> [TASK BRIEF]
Transcribe the whole listing below without changing a word, but leave out every image.

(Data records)
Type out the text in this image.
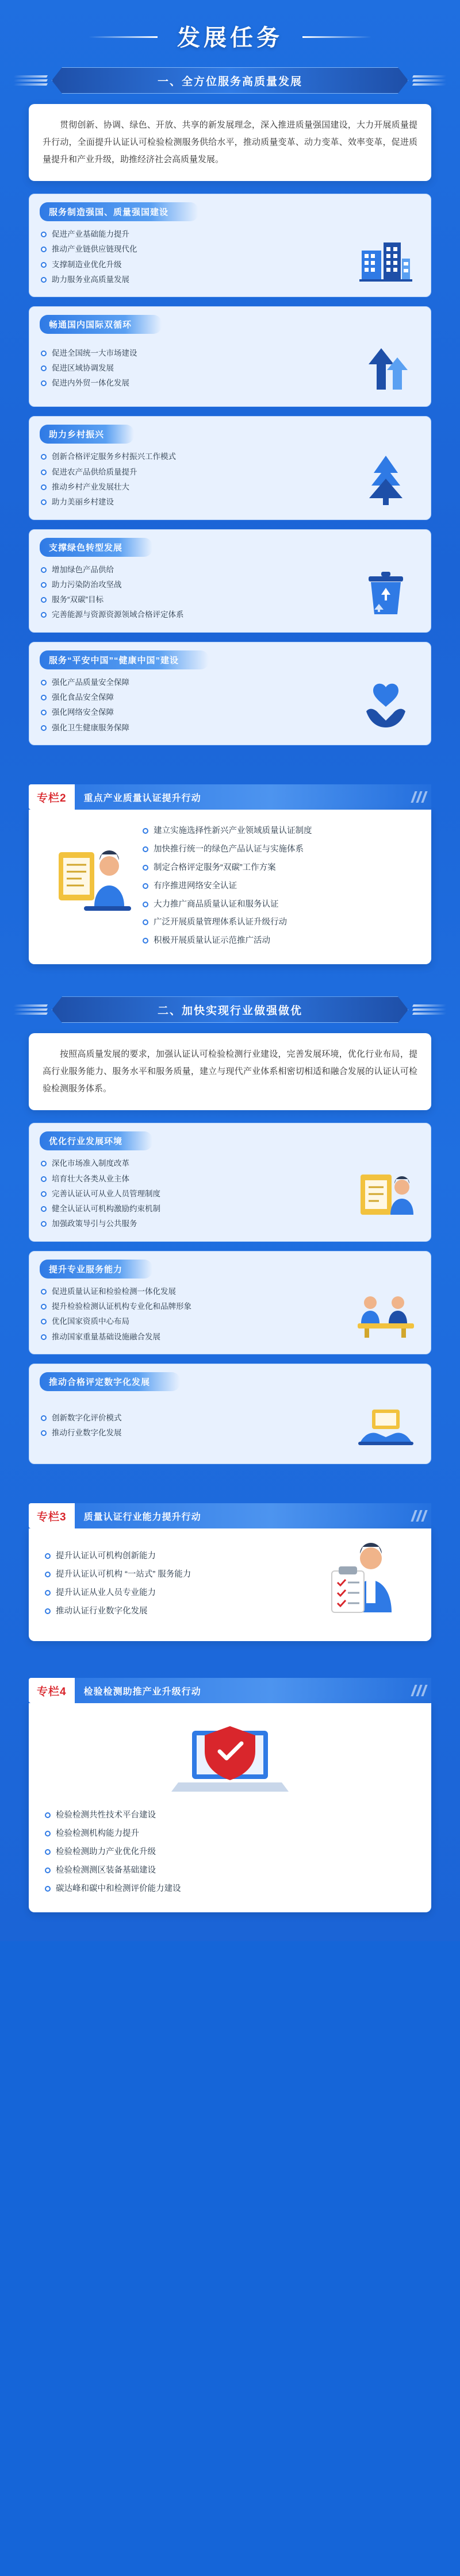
发展任务
一、全方位服务高质量发展

贯彻创新、协调、绿色、开放、共享的新发展理念，深入推进质量强国建设，大力开展质量提升行动，全面提升认证认可检验检测服务供给水平，推动质量变革、动力变革、效率变革，促进质量提升和产业升级，助推经济社会高质量发展。

服务制造强国、质量强国建设
促进产业基础能力提升
推动产业链供应链现代化
支撑制造业优化升级
助力服务业高质量发展
畅通国内国际双循环
促进全国统一大市场建设
促进区域协调发展
促进内外贸一体化发展
助力乡村振兴
创新合格评定服务乡村振兴工作模式
促进农产品供给质量提升
推动乡村产业发展壮大
助力美丽乡村建设
支撑绿色转型发展
增加绿色产品供给
助力污染防治攻坚战
服务“双碳”目标
完善能源与资源资源领域合格评定体系
服务“平安中国”“健康中国”建设
强化产品质量安全保障
强化食品安全保障
强化网络安全保障
强化卫生健康服务保障
专栏2	重点产业质量认证提升行动
建立实施选择性新兴产业领域质量认证制度
加快推行统一的绿色产品认证与实施体系
制定合格评定服务“双碳”工作方案
有序推进网络安全认证
大力推广商品质量认证和服务认证
广泛开展质量管理体系认证升级行动
积极开展质量认证示范推广活动
二、加快实现行业做强做优

按照高质量发展的要求，加强认证认可检验检测行业建设，完善发展环境，优化行业布局，提高行业服务能力、服务水平和服务质量，建立与现代产业体系相密切相适和融合发展的认证认可检验检测服务体系。

优化行业发展环境
深化市场准入制度改革
培育壮大各类从业主体
完善认证认可从业人员管理制度
健全认证认可机构激励约束机制
加强政策导引与公共服务
提升专业服务能力
促进质量认证和检验检测一体化发展
提升检验检测认证机构专业化和品牌形象
优化国家资质中心布局
推动国家重量基础设施融合发展
推动合格评定数字化发展
创新数字化评价模式
推动行业数字化发展
专栏3	质量认证行业能力提升行动
提升认证认可机构创新能力
提升认证认可机构 “一站式” 服务能力
提升认证从业人员专业能力
推动认证行业数字化发展
专栏4	检验检测助推产业升级行动
检验检测共性技术平台建设
检验检测机构能力提升
检验检测助力产业优化升级
检验检测测区装备基础建设
碳达峰和碳中和检测评价能力建设
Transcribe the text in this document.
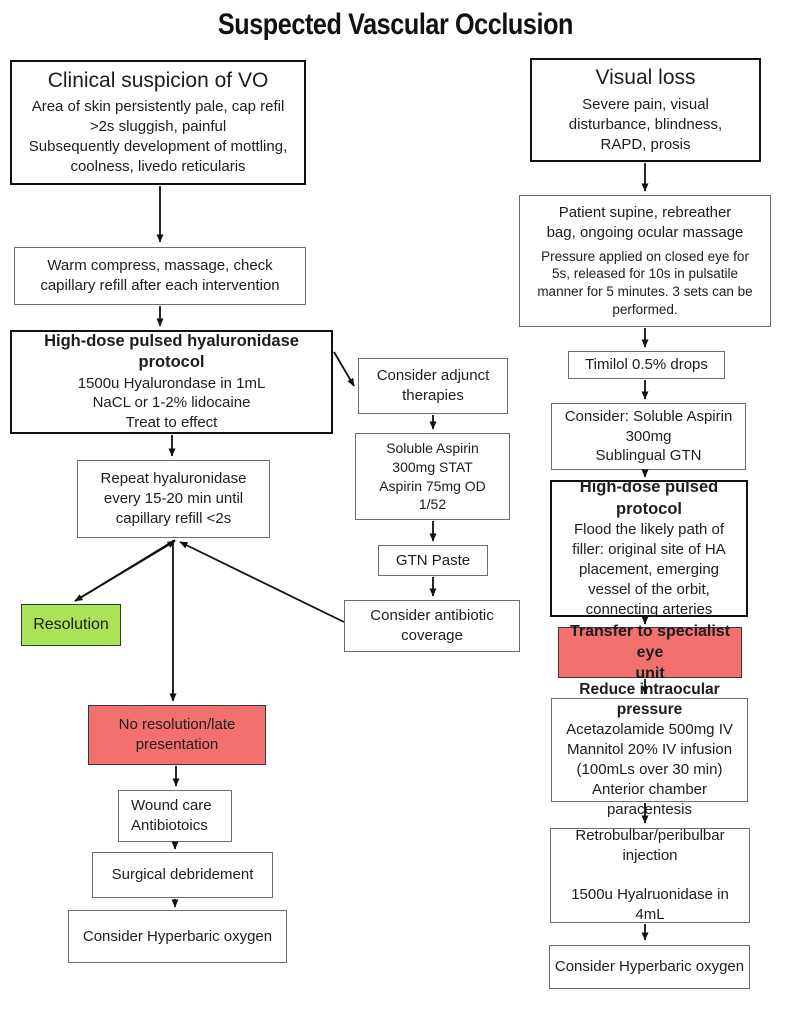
Suspected Vascular Occlusion
Clinical suspicion of VO
Area of skin persistently pale, cap refil
>2s sluggish, painful
Subsequently development of mottling,
coolness, livedo reticularis
Warm compress, massage, check
capillary refill after each intervention
High-dose pulsed hyaluronidase protocol
1500u Hyalurondase in 1mL
NaCL or 1-2% lidocaine
Treat to effect
Repeat hyaluronidase
every 15-20 min until
capillary refill <2s
Resolution
No resolution/late
presentation
Wound care
Antibiotoics
Surgical debridement
Consider Hyperbaric oxygen
Consider adjunct
therapies
Soluble Aspirin
300mg STAT
Aspirin 75mg OD
1/52
GTN Paste
Consider antibiotic
coverage
Visual loss
Severe pain, visual
disturbance, blindness,
RAPD, prosis
Patient supine, rebreather
bag, ongoing ocular massage
Pressure applied on closed eye for
5s, released for 10s in pulsatile
manner for 5 minutes. 3 sets can be
performed.
Timilol 0.5% drops
Consider: Soluble Aspirin
300mg
Sublingual GTN
High-dose pulsed protocol
Flood the likely path of
filler: original site of HA
placement, emerging
vessel of the orbit,
connecting arteries
Transfer to specialist eye
unit
Reduce intraocular pressure
Acetazolamide 500mg IV
Mannitol 20% IV infusion
(100mLs over 30 min)
Anterior chamber paracentesis
Retrobulbar/peribulbar
injection

1500u Hyalruonidase in 4mL
Consider Hyperbaric oxygen
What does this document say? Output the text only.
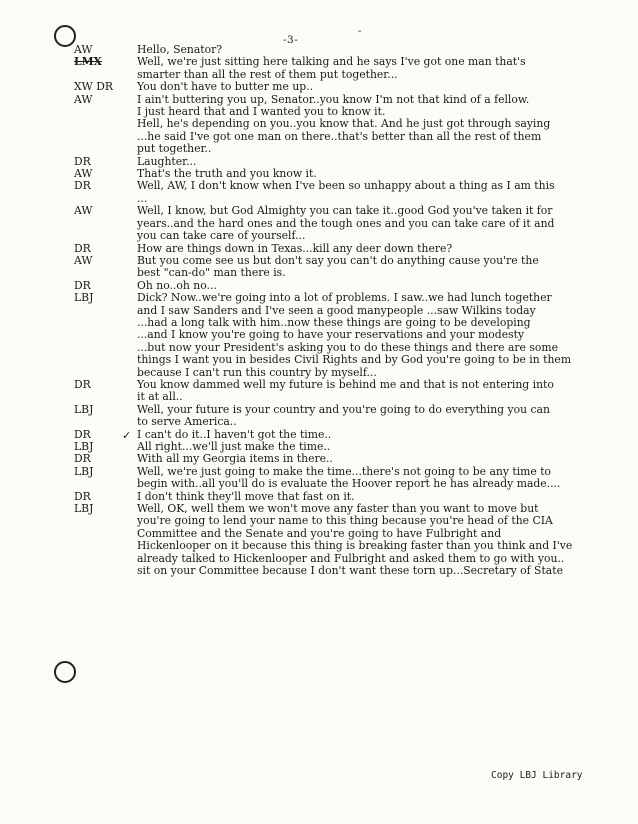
-3-
-
AW	Hello, Senator?
LMX	Well, we're just sitting here talking and he says I've got one man that's
smarter than all the rest of them put together...
XW DR	You don't have to butter me up..
AW	I ain't buttering you up, Senator..you know I'm not that kind of a fellow.
I just heard that and I wanted you to know it.
Hell, he's depending on you..you know that. And he just got through saying
...he said I've got one man on there..that's better than all the rest of them
put together..
DR	Laughter...
AW	That's the truth and you know it.
DR	Well, AW, I don't know when I've been so unhappy about a thing as I am this
...
AW	Well, I know, but God Almighty you can take it..good God you've taken it for
years..and the hard ones and the tough ones and you can take care of it and
you can take care of yourself...
DR	How are things down in Texas...kill any deer down there?
AW	But you come see us but don't say you can't do anything cause you're the
best "can-do" man there is.
DR	Oh no..oh no...
LBJ	Dick? Now..we're going into a lot of problems. I saw..we had lunch together
and I saw Sanders and I've seen a good manypeople ...saw Wilkins today
...had a long talk with him..now these things are going to be developing
...and I know you're going to have your reservations and your modesty
...but now your President's asking you to do these things and there are some
things I want you in besides Civil Rights and by God you're going to be in them
because I can't run this country by myself...
DR	You know dammed well my future is behind me and that is not entering into
it at all..
LBJ	Well, your future is your country and you're going to do everything you can
to serve America..
DR	✓ I can't do it..I haven't got the time..
LBJ	All right...we'll just make the time..
DR	With all my Georgia items in there..
LBJ	Well, we're just going to make the time...there's not going to be any time to
begin with..all you'll do is evaluate the Hoover report he has already made....
DR	I don't think they'll move that fast on it.
LBJ	Well, OK, well them we won't move any faster than you want to move but
you're going to lend your name to this thing because you're head of the CIA
Committee and the Senate and you're going to have Fulbright and
Hickenlooper on it because this thing is breaking faster than you think and I've
already talked to Hickenlooper and Fulbright and asked them to go with you..
sit on your Committee because I don't want these torn up...Secretary of State
Copy LBJ Library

> [COMPLETE OUTPUT]
Type out the text in this image.
发展任务
一、全方位服务高质量发展

贯彻创新、协调、绿色、开放、共享的新发展理念，深入推进质量强国建设，大力开展质量提升行动，全面提升认证认可检验检测服务供给水平，推动质量变革、动力变革、效率变革，促进质量提升和产业升级，助推经济社会高质量发展。

服务制造强国、质量强国建设
促进产业基础能力提升
推动产业链供应链现代化
支撑制造业优化升级
助力服务业高质量发展
畅通国内国际双循环
促进全国统一大市场建设
促进区域协调发展
促进内外贸一体化发展
助力乡村振兴
创新合格评定服务乡村振兴工作模式
促进农产品供给质量提升
推动乡村产业发展壮大
助力美丽乡村建设
支撑绿色转型发展
增加绿色产品供给
助力污染防治攻坚战
服务“双碳”目标
完善能源与资源资源领域合格评定体系
服务“平安中国”“健康中国”建设
强化产品质量安全保障
强化食品安全保障
强化网络安全保障
强化卫生健康服务保障
专栏2	重点产业质量认证提升行动
建立实施选择性新兴产业领域质量认证制度
加快推行统一的绿色产品认证与实施体系
制定合格评定服务“双碳”工作方案
有序推进网络安全认证
大力推广商品质量认证和服务认证
广泛开展质量管理体系认证升级行动
积极开展质量认证示范推广活动
二、加快实现行业做强做优

按照高质量发展的要求，加强认证认可检验检测行业建设，完善发展环境，优化行业布局，提高行业服务能力、服务水平和服务质量，建立与现代产业体系相密切相适和融合发展的认证认可检验检测服务体系。

优化行业发展环境
深化市场准入制度改革
培育壮大各类从业主体
完善认证认可从业人员管理制度
健全认证认可机构激励约束机制
加强政策导引与公共服务
提升专业服务能力
促进质量认证和检验检测一体化发展
提升检验检测认证机构专业化和品牌形象
优化国家资质中心布局
推动国家重量基础设施融合发展
推动合格评定数字化发展
创新数字化评价模式
推动行业数字化发展
专栏3	质量认证行业能力提升行动
提升认证认可机构创新能力
提升认证认可机构 “一站式” 服务能力
提升认证从业人员专业能力
推动认证行业数字化发展
专栏4	检验检测助推产业升级行动
检验检测共性技术平台建设
检验检测机构能力提升
检验检测助力产业优化升级
检验检测测区装备基础建设
碳达峰和碳中和检测评价能力建设
Transcribe the text in this document.
Suspected Vascular Occlusion
Clinical suspicion of VO
Area of skin persistently pale, cap refil
>2s sluggish, painful
Subsequently development of mottling,
coolness, livedo reticularis
Warm compress, massage, check
capillary refill after each intervention
High-dose pulsed hyaluronidase protocol
1500u Hyalurondase in 1mL
NaCL or 1-2% lidocaine
Treat to effect
Repeat hyaluronidase
every 15-20 min until
capillary refill <2s
Resolution
No resolution/late
presentation
Wound care
Antibiotoics
Surgical debridement
Consider Hyperbaric oxygen
Consider adjunct
therapies
Soluble Aspirin
300mg STAT
Aspirin 75mg OD
1/52
GTN Paste
Consider antibiotic
coverage
Visual loss
Severe pain, visual
disturbance, blindness,
RAPD, prosis
Patient supine, rebreather
bag, ongoing ocular massage
Pressure applied on closed eye for
5s, released for 10s in pulsatile
manner for 5 minutes. 3 sets can be
performed.
Timilol 0.5% drops
Consider: Soluble Aspirin
300mg
Sublingual GTN
High-dose pulsed protocol
Flood the likely path of
filler: original site of HA
placement, emerging
vessel of the orbit,
connecting arteries
Transfer to specialist eye
unit
Reduce intraocular pressure
Acetazolamide 500mg IV
Mannitol 20% IV infusion
(100mLs over 30 min)
Anterior chamber paracentesis
Retrobulbar/peribulbar
injection

1500u Hyalruonidase in 4mL
Consider Hyperbaric oxygen
What does this document say? Output the text only.
-3-
-
AW	Hello, Senator?
LMX	Well, we're just sitting here talking and he says I've got one man that's
smarter than all the rest of them put together...
XW DR	You don't have to butter me up..
AW	I ain't buttering you up, Senator..you know I'm not that kind of a fellow.
I just heard that and I wanted you to know it.
Hell, he's depending on you..you know that. And he just got through saying
...he said I've got one man on there..that's better than all the rest of them
put together..
DR	Laughter...
AW	That's the truth and you know it.
DR	Well, AW, I don't know when I've been so unhappy about a thing as I am this
...
AW	Well, I know, but God Almighty you can take it..good God you've taken it for
years..and the hard ones and the tough ones and you can take care of it and
you can take care of yourself...
DR	How are things down in Texas...kill any deer down there?
AW	But you come see us but don't say you can't do anything cause you're the
best "can-do" man there is.
DR	Oh no..oh no...
LBJ	Dick? Now..we're going into a lot of problems. I saw..we had lunch together
and I saw Sanders and I've seen a good manypeople ...saw Wilkins today
...had a long talk with him..now these things are going to be developing
...and I know you're going to have your reservations and your modesty
...but now your President's asking you to do these things and there are some
things I want you in besides Civil Rights and by God you're going to be in them
because I can't run this country by myself...
DR	You know dammed well my future is behind me and that is not entering into
it at all..
LBJ	Well, your future is your country and you're going to do everything you can
to serve America..
DR	✓ I can't do it..I haven't got the time..
LBJ	All right...we'll just make the time..
DR	With all my Georgia items in there..
LBJ	Well, we're just going to make the time...there's not going to be any time to
begin with..all you'll do is evaluate the Hoover report he has already made....
DR	I don't think they'll move that fast on it.
LBJ	Well, OK, well them we won't move any faster than you want to move but
you're going to lend your name to this thing because you're head of the CIA
Committee and the Senate and you're going to have Fulbright and
Hickenlooper on it because this thing is breaking faster than you think and I've
already talked to Hickenlooper and Fulbright and asked them to go with you..
sit on your Committee because I don't want these torn up...Secretary of State
Copy LBJ Library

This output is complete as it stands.